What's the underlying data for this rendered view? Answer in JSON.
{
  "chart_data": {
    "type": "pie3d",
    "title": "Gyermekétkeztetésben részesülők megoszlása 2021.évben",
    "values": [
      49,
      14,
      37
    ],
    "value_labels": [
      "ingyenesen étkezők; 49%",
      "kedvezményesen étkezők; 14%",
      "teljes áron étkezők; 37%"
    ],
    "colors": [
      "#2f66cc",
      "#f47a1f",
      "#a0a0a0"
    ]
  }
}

____________________

Transcribe every entry exactly, omitting nothing.

What's the underlying data for this rendered view? Answer in JSON.
{
  "chart_data": {
    "type": "pie3d",
    "title": "Gyermekétkeztetésben részesülők megoszlása 2021.évben",
    "values": [
      49,
      14,
      37
    ],
    "value_labels": [
      "ingyenesen étkezők; 49%",
      "kedvezményesen étkezők; 14%",
      "teljes áron étkezők; 37%"
    ],
    "colors": [
      "#2f66cc",
      "#f47a1f",
      "#a0a0a0"
    ]
  }
}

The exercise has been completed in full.